[start Given data]

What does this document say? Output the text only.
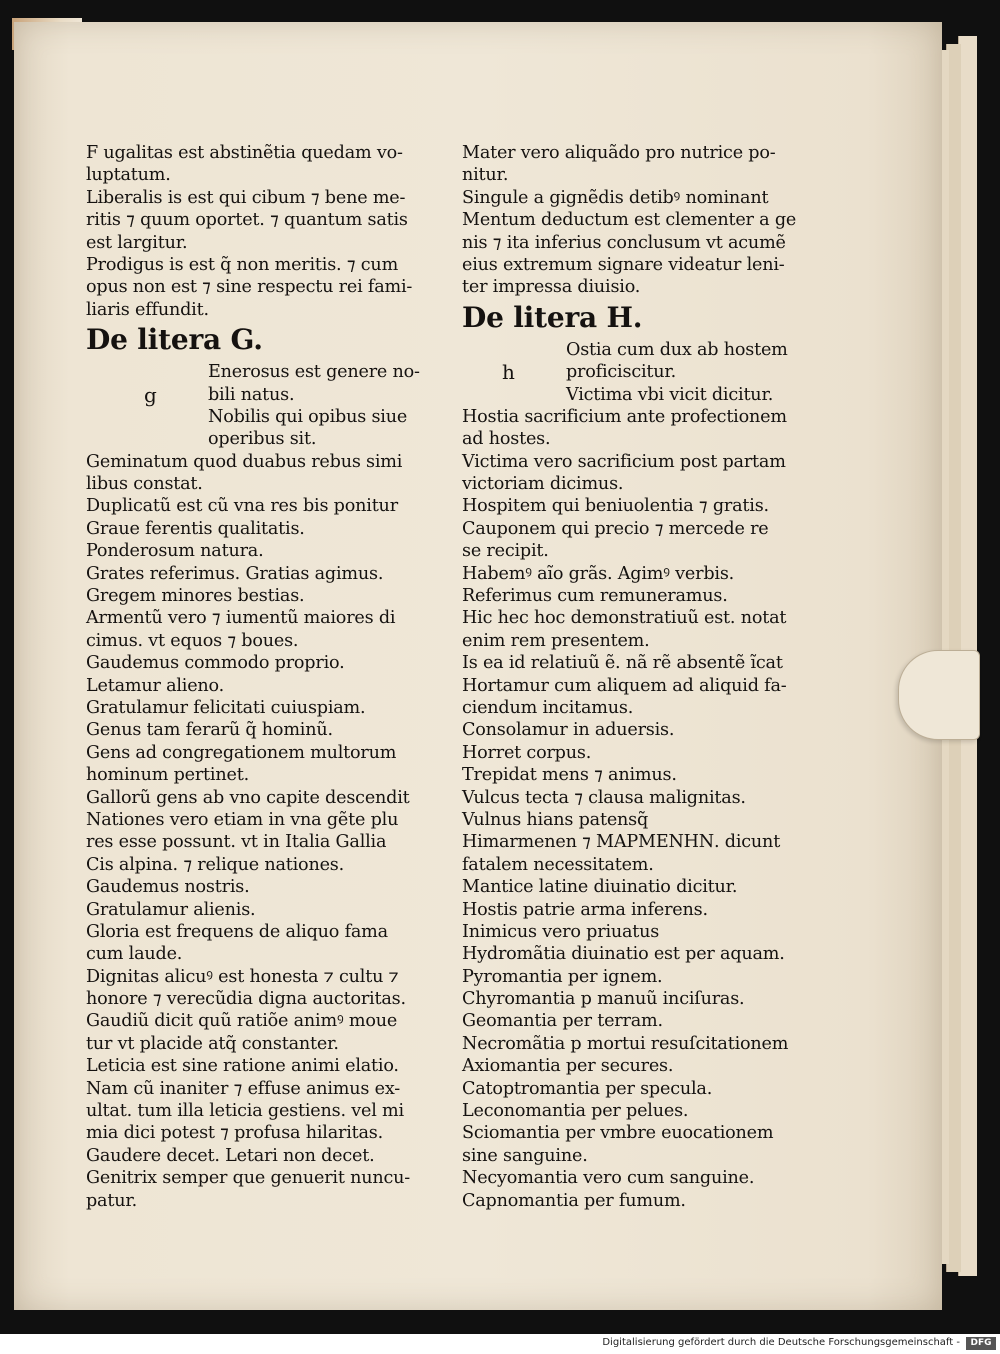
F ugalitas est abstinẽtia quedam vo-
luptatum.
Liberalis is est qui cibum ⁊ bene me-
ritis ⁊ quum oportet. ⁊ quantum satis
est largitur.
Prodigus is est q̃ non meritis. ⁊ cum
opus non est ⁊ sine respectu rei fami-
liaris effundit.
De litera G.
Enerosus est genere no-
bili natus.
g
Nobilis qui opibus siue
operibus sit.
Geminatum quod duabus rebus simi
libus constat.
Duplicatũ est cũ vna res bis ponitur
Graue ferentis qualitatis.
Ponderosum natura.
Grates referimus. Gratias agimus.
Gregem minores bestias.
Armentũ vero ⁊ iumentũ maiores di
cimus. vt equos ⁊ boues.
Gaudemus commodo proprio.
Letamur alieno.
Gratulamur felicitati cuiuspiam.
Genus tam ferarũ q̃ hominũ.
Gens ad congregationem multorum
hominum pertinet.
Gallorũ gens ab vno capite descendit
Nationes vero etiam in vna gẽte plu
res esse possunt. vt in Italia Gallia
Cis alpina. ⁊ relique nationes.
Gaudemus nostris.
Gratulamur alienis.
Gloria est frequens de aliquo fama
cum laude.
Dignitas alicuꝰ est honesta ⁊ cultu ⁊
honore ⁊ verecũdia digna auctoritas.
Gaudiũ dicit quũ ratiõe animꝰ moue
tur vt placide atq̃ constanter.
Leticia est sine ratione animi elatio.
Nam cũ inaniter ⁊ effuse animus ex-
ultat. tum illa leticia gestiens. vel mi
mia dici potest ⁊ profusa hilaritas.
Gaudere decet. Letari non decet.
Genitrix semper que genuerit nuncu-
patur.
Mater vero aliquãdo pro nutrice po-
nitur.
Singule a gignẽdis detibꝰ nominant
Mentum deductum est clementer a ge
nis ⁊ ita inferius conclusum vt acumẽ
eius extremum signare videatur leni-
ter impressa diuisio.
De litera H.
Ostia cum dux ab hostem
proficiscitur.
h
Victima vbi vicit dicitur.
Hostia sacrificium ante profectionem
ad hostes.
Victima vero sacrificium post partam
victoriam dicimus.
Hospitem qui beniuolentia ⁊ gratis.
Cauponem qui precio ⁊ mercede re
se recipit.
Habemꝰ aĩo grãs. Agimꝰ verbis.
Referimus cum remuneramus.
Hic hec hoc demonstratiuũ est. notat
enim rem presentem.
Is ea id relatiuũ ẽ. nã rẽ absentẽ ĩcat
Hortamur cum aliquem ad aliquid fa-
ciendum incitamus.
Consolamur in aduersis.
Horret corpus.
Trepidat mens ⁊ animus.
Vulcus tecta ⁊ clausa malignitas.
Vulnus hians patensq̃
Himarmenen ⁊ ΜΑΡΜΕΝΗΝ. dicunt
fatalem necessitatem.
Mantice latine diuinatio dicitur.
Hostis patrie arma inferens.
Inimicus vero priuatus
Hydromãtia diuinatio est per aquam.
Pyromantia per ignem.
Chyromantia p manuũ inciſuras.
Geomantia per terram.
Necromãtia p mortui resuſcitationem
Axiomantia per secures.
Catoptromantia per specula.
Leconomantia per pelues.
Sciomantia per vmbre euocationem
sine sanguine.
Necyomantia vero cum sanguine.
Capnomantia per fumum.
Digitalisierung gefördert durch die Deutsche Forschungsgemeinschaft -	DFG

[end Given data]
[start Given data]

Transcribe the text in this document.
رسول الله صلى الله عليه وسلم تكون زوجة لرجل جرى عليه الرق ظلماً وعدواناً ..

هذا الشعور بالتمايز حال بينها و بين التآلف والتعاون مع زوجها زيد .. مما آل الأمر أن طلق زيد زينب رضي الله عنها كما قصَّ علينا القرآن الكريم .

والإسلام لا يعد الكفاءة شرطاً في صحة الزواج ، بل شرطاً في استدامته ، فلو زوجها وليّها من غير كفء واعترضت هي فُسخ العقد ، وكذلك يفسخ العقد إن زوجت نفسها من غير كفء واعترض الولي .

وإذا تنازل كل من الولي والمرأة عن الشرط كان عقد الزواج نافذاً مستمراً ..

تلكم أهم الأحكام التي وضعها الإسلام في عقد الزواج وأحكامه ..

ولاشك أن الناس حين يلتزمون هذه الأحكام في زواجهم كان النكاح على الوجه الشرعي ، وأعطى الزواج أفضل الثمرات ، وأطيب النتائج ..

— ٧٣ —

[end Given data]
[start Given data]

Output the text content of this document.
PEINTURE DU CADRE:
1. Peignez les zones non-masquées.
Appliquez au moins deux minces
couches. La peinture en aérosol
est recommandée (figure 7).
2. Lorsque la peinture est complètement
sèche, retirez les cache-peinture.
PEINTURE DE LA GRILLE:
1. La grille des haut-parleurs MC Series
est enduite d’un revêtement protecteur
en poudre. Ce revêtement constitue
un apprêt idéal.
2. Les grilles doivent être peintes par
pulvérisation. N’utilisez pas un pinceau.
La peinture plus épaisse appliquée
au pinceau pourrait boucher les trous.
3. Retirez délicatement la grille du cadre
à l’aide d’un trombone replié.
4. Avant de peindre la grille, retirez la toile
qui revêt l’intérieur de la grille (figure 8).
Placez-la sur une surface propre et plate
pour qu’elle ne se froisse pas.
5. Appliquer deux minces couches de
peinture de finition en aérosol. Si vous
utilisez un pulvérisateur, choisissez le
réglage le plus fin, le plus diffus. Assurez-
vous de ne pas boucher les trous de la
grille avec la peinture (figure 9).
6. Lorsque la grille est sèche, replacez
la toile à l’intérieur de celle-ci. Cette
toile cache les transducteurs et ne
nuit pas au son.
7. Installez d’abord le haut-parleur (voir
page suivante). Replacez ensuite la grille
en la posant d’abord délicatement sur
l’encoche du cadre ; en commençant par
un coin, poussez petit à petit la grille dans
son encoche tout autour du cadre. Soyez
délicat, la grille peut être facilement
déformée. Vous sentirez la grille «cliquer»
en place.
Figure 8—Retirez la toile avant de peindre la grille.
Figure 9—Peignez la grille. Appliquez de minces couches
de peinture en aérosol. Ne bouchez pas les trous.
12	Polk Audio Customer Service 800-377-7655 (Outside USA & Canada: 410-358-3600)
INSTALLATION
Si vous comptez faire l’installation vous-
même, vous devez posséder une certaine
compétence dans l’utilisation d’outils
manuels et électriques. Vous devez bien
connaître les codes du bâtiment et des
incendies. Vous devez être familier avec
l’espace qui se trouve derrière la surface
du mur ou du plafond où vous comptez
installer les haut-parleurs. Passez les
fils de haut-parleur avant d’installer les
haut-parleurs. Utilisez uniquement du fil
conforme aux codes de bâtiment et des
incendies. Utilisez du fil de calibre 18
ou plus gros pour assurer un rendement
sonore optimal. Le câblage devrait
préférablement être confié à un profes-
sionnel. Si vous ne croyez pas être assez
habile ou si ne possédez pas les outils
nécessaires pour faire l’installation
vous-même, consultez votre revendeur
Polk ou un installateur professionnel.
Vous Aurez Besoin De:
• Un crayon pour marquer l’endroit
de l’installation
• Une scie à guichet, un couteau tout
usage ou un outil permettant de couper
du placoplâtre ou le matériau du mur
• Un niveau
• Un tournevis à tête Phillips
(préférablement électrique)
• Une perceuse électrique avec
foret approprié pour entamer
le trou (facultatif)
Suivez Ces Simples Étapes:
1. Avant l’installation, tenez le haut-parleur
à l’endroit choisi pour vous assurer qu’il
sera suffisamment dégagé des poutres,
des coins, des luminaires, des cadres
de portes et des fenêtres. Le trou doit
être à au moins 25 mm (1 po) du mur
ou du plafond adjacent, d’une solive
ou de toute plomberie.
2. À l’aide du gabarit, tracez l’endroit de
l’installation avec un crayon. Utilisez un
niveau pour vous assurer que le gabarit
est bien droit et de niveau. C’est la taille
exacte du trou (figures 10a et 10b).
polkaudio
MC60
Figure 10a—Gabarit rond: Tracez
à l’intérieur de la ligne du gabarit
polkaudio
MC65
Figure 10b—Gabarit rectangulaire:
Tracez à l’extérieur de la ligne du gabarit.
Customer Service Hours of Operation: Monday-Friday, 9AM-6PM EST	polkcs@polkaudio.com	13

[end Given data]

*Objective*: Check every line of the data, and copy the ones that contain "deux".

*Expected answer*:
Appliquez au moins deux minces
5. Appliquer deux minces couches de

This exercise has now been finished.